# Exercise data:
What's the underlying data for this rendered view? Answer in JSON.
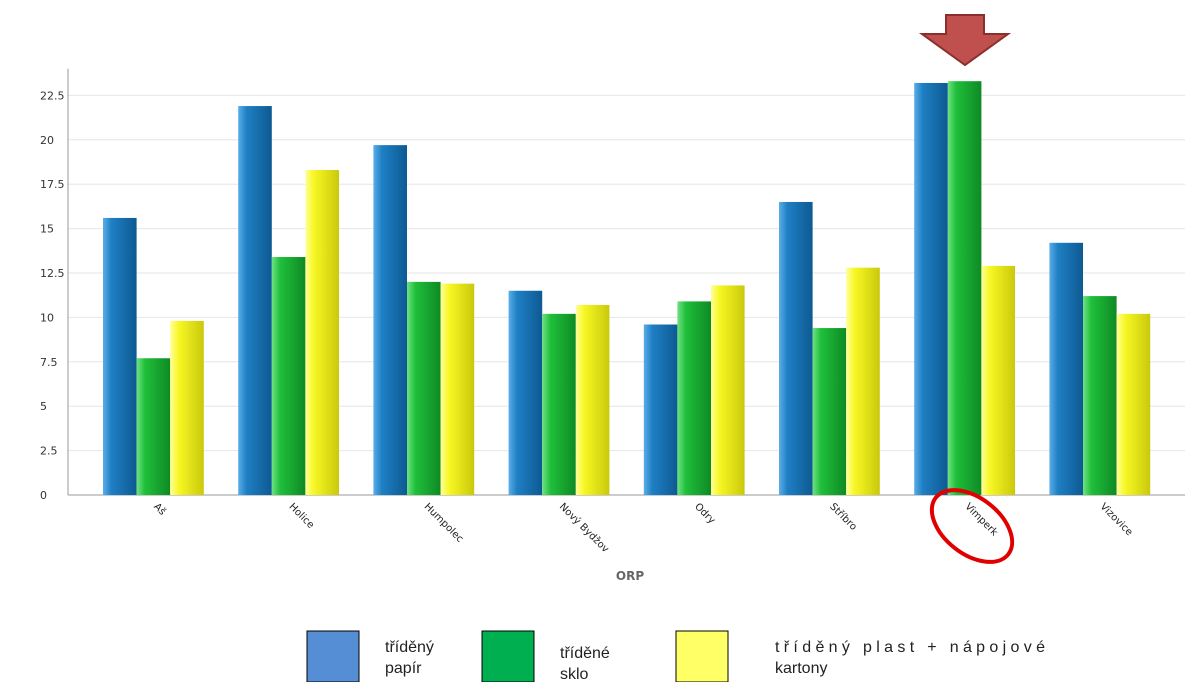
{
  "chart_data": {
    "type": "bar",
    "title": "",
    "xlabel": "ORP",
    "ylabel": "",
    "ylim": [
      0,
      24
    ],
    "yticks": [
      0,
      2.5,
      5,
      7.5,
      10,
      12.5,
      15,
      17.5,
      20,
      22.5
    ],
    "grid": true,
    "legend_position": "bottom",
    "categories": [
      "Aš",
      "Holice",
      "Humpolec",
      "Nový Bydžov",
      "Odry",
      "Stříbro",
      "Vimperk",
      "Vizovice"
    ],
    "series": [
      {
        "name": "tříděný papír",
        "color": "#1f7fc4",
        "values": [
          15.6,
          21.9,
          19.7,
          11.5,
          9.6,
          16.5,
          23.2,
          14.2
        ]
      },
      {
        "name": "tříděné sklo",
        "color": "#1fbf3a",
        "values": [
          7.7,
          13.4,
          12.0,
          10.2,
          10.9,
          9.4,
          23.3,
          11.2
        ]
      },
      {
        "name": "tříděný plast + nápojové kartony",
        "color": "#f2f21e",
        "values": [
          9.8,
          18.3,
          11.9,
          10.7,
          11.8,
          12.8,
          12.9,
          10.2
        ]
      }
    ],
    "highlight": {
      "category": "Vimperk",
      "marker": "arrow-and-ellipse",
      "arrow_color": "#c0504d",
      "ellipse_color": "#e00000"
    }
  },
  "legend": {
    "items": [
      {
        "label_lines": [
          "tříděný",
          "papír"
        ],
        "swatch": "#558ed5"
      },
      {
        "label_lines": [
          "tříděné",
          "sklo"
        ],
        "swatch": "#00b050"
      },
      {
        "label_lines": [
          "tříděný plast + nápojové",
          "kartony"
        ],
        "swatch": "#ffff66"
      }
    ]
  }
}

# Problem:
From the listing above, print every entry precisely and drop the pictures.

# Complete response:
What's the underlying data for this rendered view? Answer in JSON.
{
  "chart_data": {
    "type": "bar",
    "title": "",
    "xlabel": "ORP",
    "ylabel": "",
    "ylim": [
      0,
      24
    ],
    "yticks": [
      0,
      2.5,
      5,
      7.5,
      10,
      12.5,
      15,
      17.5,
      20,
      22.5
    ],
    "grid": true,
    "legend_position": "bottom",
    "categories": [
      "Aš",
      "Holice",
      "Humpolec",
      "Nový Bydžov",
      "Odry",
      "Stříbro",
      "Vimperk",
      "Vizovice"
    ],
    "series": [
      {
        "name": "tříděný papír",
        "color": "#1f7fc4",
        "values": [
          15.6,
          21.9,
          19.7,
          11.5,
          9.6,
          16.5,
          23.2,
          14.2
        ]
      },
      {
        "name": "tříděné sklo",
        "color": "#1fbf3a",
        "values": [
          7.7,
          13.4,
          12.0,
          10.2,
          10.9,
          9.4,
          23.3,
          11.2
        ]
      },
      {
        "name": "tříděný plast + nápojové kartony",
        "color": "#f2f21e",
        "values": [
          9.8,
          18.3,
          11.9,
          10.7,
          11.8,
          12.8,
          12.9,
          10.2
        ]
      }
    ],
    "highlight": {
      "category": "Vimperk",
      "marker": "arrow-and-ellipse",
      "arrow_color": "#c0504d",
      "ellipse_color": "#e00000"
    }
  },
  "legend": {
    "items": [
      {
        "label_lines": [
          "tříděný",
          "papír"
        ],
        "swatch": "#558ed5"
      },
      {
        "label_lines": [
          "tříděné",
          "sklo"
        ],
        "swatch": "#00b050"
      },
      {
        "label_lines": [
          "tříděný plast + nápojové",
          "kartony"
        ],
        "swatch": "#ffff66"
      }
    ]
  }
}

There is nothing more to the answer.